| SHORT EXERCISE |
Rewrite all of the data below, swapping "label-halo" for "text-halo" and changing nothing else. Leave the pictures out.

Some records
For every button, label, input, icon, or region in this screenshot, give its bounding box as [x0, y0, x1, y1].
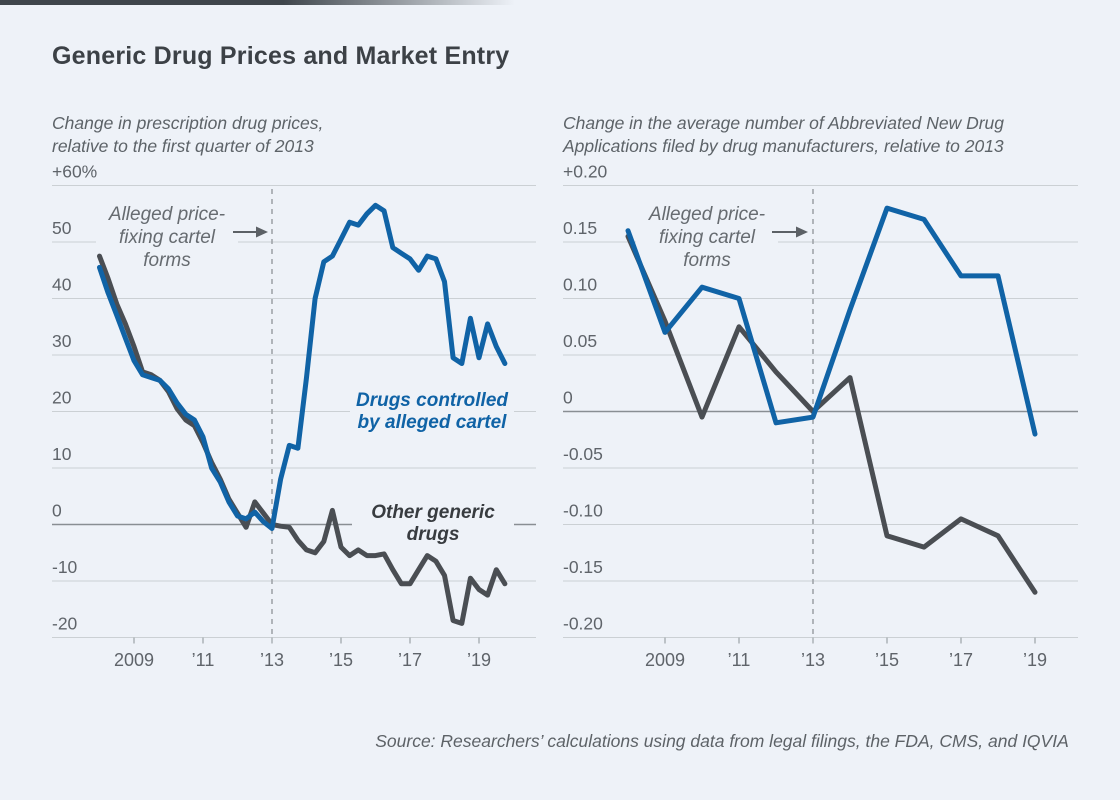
y-tick-label: -0.15 — [563, 557, 603, 577]
series-label-line: Drugs controlled — [355, 390, 508, 411]
y-tick-label: -0.10 — [563, 501, 603, 521]
x-tick-label: 2009 — [114, 650, 154, 670]
x-tick-label: ’11 — [728, 650, 751, 670]
annotation-line: forms — [683, 250, 731, 271]
other-generic-series-label: Other generic drugs — [352, 502, 514, 546]
right-chart-subtitle: Change in the average number of Abbrevia… — [563, 112, 1093, 158]
series-label-line: by alleged cartel — [357, 412, 507, 433]
y-tick-label: -20 — [52, 614, 78, 634]
series-line — [625, 205, 1038, 437]
annotation-arrow-head — [256, 226, 268, 238]
x-tick-label: ’19 — [1023, 650, 1047, 670]
top-accent-bar — [0, 0, 515, 5]
y-tick-label: 0.05 — [563, 331, 597, 351]
x-tick-label: ’13 — [801, 650, 825, 670]
annotation-line: fixing cartel — [658, 227, 756, 248]
y-tick-label: -0.20 — [563, 614, 603, 634]
cartel-series-label: Drugs controlled by alleged cartel — [350, 390, 514, 434]
annotation-line: Alleged price- — [648, 204, 766, 225]
y-tick-label: +0.20 — [563, 162, 608, 182]
label-halo — [636, 200, 778, 268]
figure-title: Generic Drug Prices and Market Entry — [52, 42, 510, 70]
y-tick-label: 0 — [563, 388, 573, 408]
cartel-forms-annotation-left: Alleged price- fixing cartel forms — [96, 203, 238, 272]
label-halo — [350, 387, 514, 437]
y-tick-label: 10 — [52, 444, 72, 464]
y-tick-label: 50 — [52, 218, 72, 238]
cartel-forms-annotation-right: Alleged price- fixing cartel forms — [636, 203, 778, 272]
series-label-line: drugs — [406, 524, 460, 545]
subtitle-line: Change in the average number of Abbrevia… — [563, 113, 1005, 133]
y-tick-label: 30 — [52, 331, 72, 351]
x-tick-label: ’17 — [398, 650, 422, 670]
x-tick-label: 2009 — [645, 650, 685, 670]
annotation-line: Alleged price- — [108, 204, 226, 225]
subtitle-line: Applications filed by drug manufacturers… — [563, 136, 1004, 156]
x-tick-label: ’15 — [329, 650, 353, 670]
label-halo — [96, 200, 238, 268]
x-tick-label: ’19 — [467, 650, 491, 670]
subtitle-line: relative to the first quarter of 2013 — [52, 136, 314, 156]
left-chart-subtitle: Change in prescription drug prices, rela… — [52, 112, 412, 158]
y-tick-label: 0 — [52, 501, 62, 521]
annotation-arrow-head — [796, 226, 808, 238]
source-note: Source: Researchers’ calculations using … — [375, 731, 1069, 751]
series-line — [97, 202, 508, 531]
annotation-line: forms — [143, 250, 191, 271]
subtitle-line: Change in prescription drug prices, — [52, 113, 324, 133]
y-tick-label: 0.15 — [563, 218, 597, 238]
y-tick-label: -10 — [52, 557, 78, 577]
series-line — [625, 233, 1038, 595]
y-tick-label: 20 — [52, 388, 72, 408]
x-tick-label: ’17 — [949, 650, 973, 670]
label-halo — [352, 499, 514, 546]
y-tick-label: 0.10 — [563, 275, 597, 295]
series-line — [97, 253, 508, 626]
series-label-line: Other generic — [371, 502, 495, 523]
x-tick-label: ’15 — [875, 650, 899, 670]
y-tick-label: -0.05 — [563, 444, 603, 464]
annotation-line: fixing cartel — [118, 227, 216, 248]
x-tick-label: ’13 — [260, 650, 284, 670]
y-tick-label: 40 — [52, 275, 72, 295]
x-tick-label: ’11 — [192, 650, 215, 670]
y-tick-label: +60% — [52, 162, 97, 182]
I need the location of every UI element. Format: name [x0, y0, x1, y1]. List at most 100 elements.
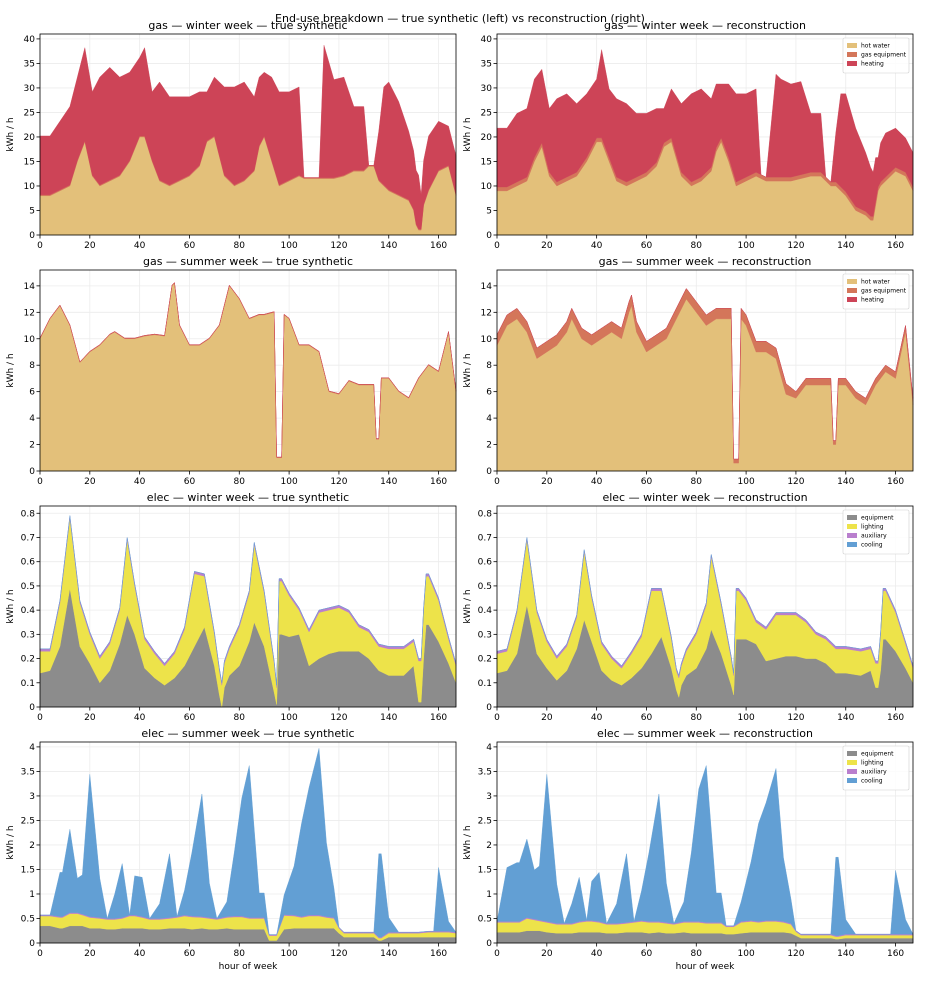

| WRITTEN REPLY |
For every button, label, input, icon, or region in this screenshot, give its bounding box as [x0, y0, x1, y1].
y-tick-label: -0.15 — [563, 557, 603, 577]
series-label-line: Drugs controlled — [355, 390, 508, 411]
y-tick-label: -0.10 — [563, 501, 603, 521]
x-tick-label: 2009 — [114, 650, 154, 670]
x-tick-label: ’11 — [728, 650, 751, 670]
annotation-line: forms — [683, 250, 731, 271]
other-generic-series-label: Other generic drugs — [352, 502, 514, 546]
right-chart-subtitle: Change in the average number of Abbrevia… — [563, 112, 1093, 158]
series-label-line: by alleged cartel — [357, 412, 507, 433]
y-tick-label: -20 — [52, 614, 78, 634]
series-line — [625, 205, 1038, 437]
annotation-arrow-head — [256, 226, 268, 238]
x-tick-label: ’19 — [1023, 650, 1047, 670]
top-accent-bar — [0, 0, 515, 5]
y-tick-label: 0.05 — [563, 331, 597, 351]
x-tick-label: ’13 — [801, 650, 825, 670]
annotation-line: fixing cartel — [658, 227, 756, 248]
y-tick-label: -0.20 — [563, 614, 603, 634]
cartel-series-label: Drugs controlled by alleged cartel — [350, 390, 514, 434]
annotation-line: Alleged price- — [648, 204, 766, 225]
y-tick-label: +0.20 — [563, 162, 608, 182]
text-halo — [636, 200, 778, 268]
figure-title: Generic Drug Prices and Market Entry — [52, 42, 510, 70]
y-tick-label: 0 — [563, 388, 573, 408]
cartel-forms-annotation-left: Alleged price- fixing cartel forms — [96, 203, 238, 272]
text-halo — [350, 387, 514, 437]
y-tick-label: 10 — [52, 444, 72, 464]
y-tick-label: 50 — [52, 218, 72, 238]
cartel-forms-annotation-right: Alleged price- fixing cartel forms — [636, 203, 778, 272]
series-label-line: drugs — [406, 524, 460, 545]
subtitle-line: Change in the average number of Abbrevia… — [563, 113, 1005, 133]
y-tick-label: 30 — [52, 331, 72, 351]
x-tick-label: ’17 — [398, 650, 422, 670]
x-tick-label: 2009 — [645, 650, 685, 670]
annotation-line: Alleged price- — [108, 204, 226, 225]
subtitle-line: Applications filed by drug manufacturers… — [563, 136, 1004, 156]
x-tick-label: ’15 — [329, 650, 353, 670]
text-halo — [96, 200, 238, 268]
x-tick-label: ’19 — [467, 650, 491, 670]
subtitle-line: relative to the first quarter of 2013 — [52, 136, 314, 156]
left-chart-subtitle: Change in prescription drug prices, rela… — [52, 112, 412, 158]
y-tick-label: 0 — [52, 501, 62, 521]
annotation-arrow-head — [796, 226, 808, 238]
source-note: Source: Researchers’ calculations using … — [375, 731, 1069, 751]
series-line — [97, 202, 508, 531]
annotation-line: forms — [143, 250, 191, 271]
subtitle-line: Change in prescription drug prices, — [52, 113, 324, 133]
y-tick-label: 0.15 — [563, 218, 597, 238]
y-tick-label: -10 — [52, 557, 78, 577]
series-line — [625, 233, 1038, 595]
y-tick-label: 20 — [52, 388, 72, 408]
x-tick-label: ’17 — [949, 650, 973, 670]
text-halo — [352, 499, 514, 546]
y-tick-label: 0.10 — [563, 275, 597, 295]
series-line — [97, 253, 508, 626]
series-label-line: Other generic — [371, 502, 495, 523]
x-tick-label: ’15 — [875, 650, 899, 670]
y-tick-label: -0.05 — [563, 444, 603, 464]
annotation-line: fixing cartel — [118, 227, 216, 248]
x-tick-label: ’13 — [260, 650, 284, 670]
y-tick-label: 40 — [52, 275, 72, 295]
x-tick-label: ’11 — [192, 650, 215, 670]
y-tick-label: +60% — [52, 162, 97, 182]
I need the location of every UI element. Format: name [x0, y0, x1, y1]. List at most 100 elements.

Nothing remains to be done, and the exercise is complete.